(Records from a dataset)
-- -- --

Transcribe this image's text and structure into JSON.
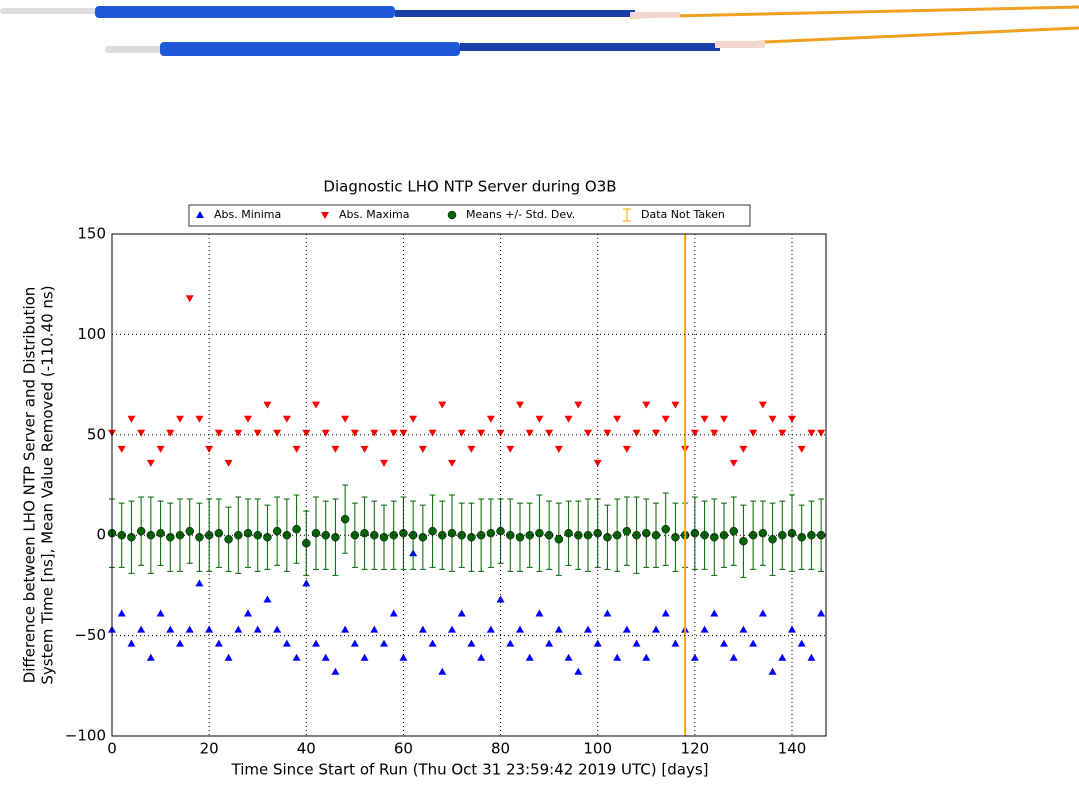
{
  "chart_data": {
    "type": "scatter",
    "title": "Diagnostic LHO NTP Server during O3B",
    "xlabel": "Time Since Start of Run (Thu Oct 31 23:59:42 2019 UTC) [days]",
    "ylabel": [
      "Difference between LHO NTP Server and Distribution",
      "System Time [ns], Mean Value Removed (-110.40 ns)"
    ],
    "xlim": [
      0,
      147
    ],
    "ylim": [
      -100,
      150
    ],
    "xticks": [
      0,
      20,
      40,
      60,
      80,
      100,
      120,
      140
    ],
    "yticks": [
      {
        "value": -100,
        "label": "−100"
      },
      {
        "value": -50,
        "label": "−50"
      },
      0,
      50,
      100,
      150
    ],
    "grid": true,
    "x": [
      0,
      2,
      4,
      6,
      8,
      10,
      12,
      14,
      16,
      18,
      20,
      22,
      24,
      26,
      28,
      30,
      32,
      34,
      36,
      38,
      40,
      42,
      44,
      46,
      48,
      50,
      52,
      54,
      56,
      58,
      60,
      62,
      64,
      66,
      68,
      70,
      72,
      74,
      76,
      78,
      80,
      82,
      84,
      86,
      88,
      90,
      92,
      94,
      96,
      98,
      100,
      102,
      104,
      106,
      108,
      110,
      112,
      114,
      116,
      118,
      120,
      122,
      124,
      126,
      128,
      130,
      132,
      134,
      136,
      138,
      140,
      142,
      144,
      146
    ],
    "series": [
      {
        "name": "Abs. Minima",
        "color": "#0000ff",
        "marker": "triangle-up",
        "values": [
          -47,
          -39,
          -54,
          -47,
          -61,
          -39,
          -47,
          -54,
          -47,
          -24,
          -47,
          -54,
          -61,
          -47,
          -39,
          -47,
          -32,
          -47,
          -54,
          -61,
          -24,
          -54,
          -61,
          -68,
          -47,
          -54,
          -61,
          -47,
          -54,
          -39,
          -61,
          -9,
          -47,
          -54,
          -68,
          -47,
          -39,
          -54,
          -61,
          -47,
          -32,
          -54,
          -47,
          -61,
          -39,
          -54,
          -47,
          -61,
          -68,
          -47,
          -54,
          -39,
          -61,
          -47,
          -54,
          -61,
          -47,
          -39,
          -54,
          -47,
          -61,
          -47,
          -39,
          -54,
          -61,
          -47,
          -54,
          -39,
          -68,
          -61,
          -47,
          -54,
          -61,
          -39
        ]
      },
      {
        "name": "Abs. Maxima",
        "color": "#ff0000",
        "marker": "triangle-down",
        "values": [
          51,
          43,
          58,
          51,
          36,
          43,
          51,
          58,
          118,
          58,
          43,
          51,
          36,
          51,
          58,
          51,
          65,
          51,
          58,
          43,
          51,
          65,
          51,
          43,
          58,
          51,
          43,
          51,
          36,
          51,
          51,
          58,
          43,
          51,
          65,
          36,
          51,
          43,
          51,
          58,
          51,
          43,
          65,
          51,
          58,
          51,
          43,
          58,
          65,
          51,
          36,
          51,
          58,
          43,
          51,
          65,
          51,
          58,
          65,
          43,
          51,
          58,
          51,
          58,
          36,
          43,
          51,
          65,
          58,
          51,
          58,
          43,
          51,
          51
        ]
      },
      {
        "name": "Means +/- Std. Dev.",
        "color": "#006400",
        "marker": "circle",
        "values": [
          1,
          0,
          -1,
          2,
          0,
          1,
          -1,
          0,
          2,
          -1,
          0,
          1,
          -2,
          0,
          1,
          0,
          -1,
          2,
          0,
          3,
          -4,
          1,
          0,
          -1,
          8,
          0,
          1,
          0,
          -1,
          0,
          1,
          0,
          -1,
          2,
          0,
          1,
          0,
          -1,
          0,
          1,
          2,
          0,
          -1,
          0,
          1,
          0,
          -2,
          1,
          0,
          0,
          1,
          -1,
          0,
          2,
          0,
          1,
          0,
          3,
          -1,
          0,
          1,
          0,
          -1,
          0,
          2,
          -3,
          0,
          1,
          -2,
          0,
          1,
          -1,
          0,
          0
        ],
        "errors": [
          17,
          16,
          18,
          17,
          19,
          16,
          17,
          18,
          16,
          17,
          18,
          17,
          16,
          19,
          17,
          18,
          16,
          17,
          18,
          17,
          16,
          18,
          17,
          19,
          17,
          16,
          18,
          17,
          16,
          17,
          18,
          17,
          16,
          18,
          17,
          19,
          16,
          17,
          18,
          17,
          16,
          18,
          17,
          16,
          19,
          17,
          18,
          16,
          17,
          18,
          17,
          16,
          18,
          17,
          19,
          17,
          16,
          18,
          17,
          16,
          18,
          17,
          19,
          16,
          17,
          18,
          17,
          16,
          18,
          17,
          19,
          16,
          17,
          18
        ]
      },
      {
        "name": "Data Not Taken",
        "color": "#ffa500",
        "marker": "vline",
        "values": [
          118
        ]
      }
    ]
  }
}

-- -- --

* [INSTRUCTION]: Output every entry verbatim. Pictures do not belong in the copy.

* [WORKED ANSWER]:
Transcribe this image's text and structure into JSON.
{
  "chart_data": {
    "type": "scatter",
    "title": "Diagnostic LHO NTP Server during O3B",
    "xlabel": "Time Since Start of Run (Thu Oct 31 23:59:42 2019 UTC) [days]",
    "ylabel": [
      "Difference between LHO NTP Server and Distribution",
      "System Time [ns], Mean Value Removed (-110.40 ns)"
    ],
    "xlim": [
      0,
      147
    ],
    "ylim": [
      -100,
      150
    ],
    "xticks": [
      0,
      20,
      40,
      60,
      80,
      100,
      120,
      140
    ],
    "yticks": [
      {
        "value": -100,
        "label": "−100"
      },
      {
        "value": -50,
        "label": "−50"
      },
      0,
      50,
      100,
      150
    ],
    "grid": true,
    "x": [
      0,
      2,
      4,
      6,
      8,
      10,
      12,
      14,
      16,
      18,
      20,
      22,
      24,
      26,
      28,
      30,
      32,
      34,
      36,
      38,
      40,
      42,
      44,
      46,
      48,
      50,
      52,
      54,
      56,
      58,
      60,
      62,
      64,
      66,
      68,
      70,
      72,
      74,
      76,
      78,
      80,
      82,
      84,
      86,
      88,
      90,
      92,
      94,
      96,
      98,
      100,
      102,
      104,
      106,
      108,
      110,
      112,
      114,
      116,
      118,
      120,
      122,
      124,
      126,
      128,
      130,
      132,
      134,
      136,
      138,
      140,
      142,
      144,
      146
    ],
    "series": [
      {
        "name": "Abs. Minima",
        "color": "#0000ff",
        "marker": "triangle-up",
        "values": [
          -47,
          -39,
          -54,
          -47,
          -61,
          -39,
          -47,
          -54,
          -47,
          -24,
          -47,
          -54,
          -61,
          -47,
          -39,
          -47,
          -32,
          -47,
          -54,
          -61,
          -24,
          -54,
          -61,
          -68,
          -47,
          -54,
          -61,
          -47,
          -54,
          -39,
          -61,
          -9,
          -47,
          -54,
          -68,
          -47,
          -39,
          -54,
          -61,
          -47,
          -32,
          -54,
          -47,
          -61,
          -39,
          -54,
          -47,
          -61,
          -68,
          -47,
          -54,
          -39,
          -61,
          -47,
          -54,
          -61,
          -47,
          -39,
          -54,
          -47,
          -61,
          -47,
          -39,
          -54,
          -61,
          -47,
          -54,
          -39,
          -68,
          -61,
          -47,
          -54,
          -61,
          -39
        ]
      },
      {
        "name": "Abs. Maxima",
        "color": "#ff0000",
        "marker": "triangle-down",
        "values": [
          51,
          43,
          58,
          51,
          36,
          43,
          51,
          58,
          118,
          58,
          43,
          51,
          36,
          51,
          58,
          51,
          65,
          51,
          58,
          43,
          51,
          65,
          51,
          43,
          58,
          51,
          43,
          51,
          36,
          51,
          51,
          58,
          43,
          51,
          65,
          36,
          51,
          43,
          51,
          58,
          51,
          43,
          65,
          51,
          58,
          51,
          43,
          58,
          65,
          51,
          36,
          51,
          58,
          43,
          51,
          65,
          51,
          58,
          65,
          43,
          51,
          58,
          51,
          58,
          36,
          43,
          51,
          65,
          58,
          51,
          58,
          43,
          51,
          51
        ]
      },
      {
        "name": "Means +/- Std. Dev.",
        "color": "#006400",
        "marker": "circle",
        "values": [
          1,
          0,
          -1,
          2,
          0,
          1,
          -1,
          0,
          2,
          -1,
          0,
          1,
          -2,
          0,
          1,
          0,
          -1,
          2,
          0,
          3,
          -4,
          1,
          0,
          -1,
          8,
          0,
          1,
          0,
          -1,
          0,
          1,
          0,
          -1,
          2,
          0,
          1,
          0,
          -1,
          0,
          1,
          2,
          0,
          -1,
          0,
          1,
          0,
          -2,
          1,
          0,
          0,
          1,
          -1,
          0,
          2,
          0,
          1,
          0,
          3,
          -1,
          0,
          1,
          0,
          -1,
          0,
          2,
          -3,
          0,
          1,
          -2,
          0,
          1,
          -1,
          0,
          0
        ],
        "errors": [
          17,
          16,
          18,
          17,
          19,
          16,
          17,
          18,
          16,
          17,
          18,
          17,
          16,
          19,
          17,
          18,
          16,
          17,
          18,
          17,
          16,
          18,
          17,
          19,
          17,
          16,
          18,
          17,
          16,
          17,
          18,
          17,
          16,
          18,
          17,
          19,
          16,
          17,
          18,
          17,
          16,
          18,
          17,
          16,
          19,
          17,
          18,
          16,
          17,
          18,
          17,
          16,
          18,
          17,
          19,
          17,
          16,
          18,
          17,
          16,
          18,
          17,
          19,
          16,
          17,
          18,
          17,
          16,
          18,
          17,
          19,
          16,
          17,
          18
        ]
      },
      {
        "name": "Data Not Taken",
        "color": "#ffa500",
        "marker": "vline",
        "values": [
          118
        ]
      }
    ]
  }
}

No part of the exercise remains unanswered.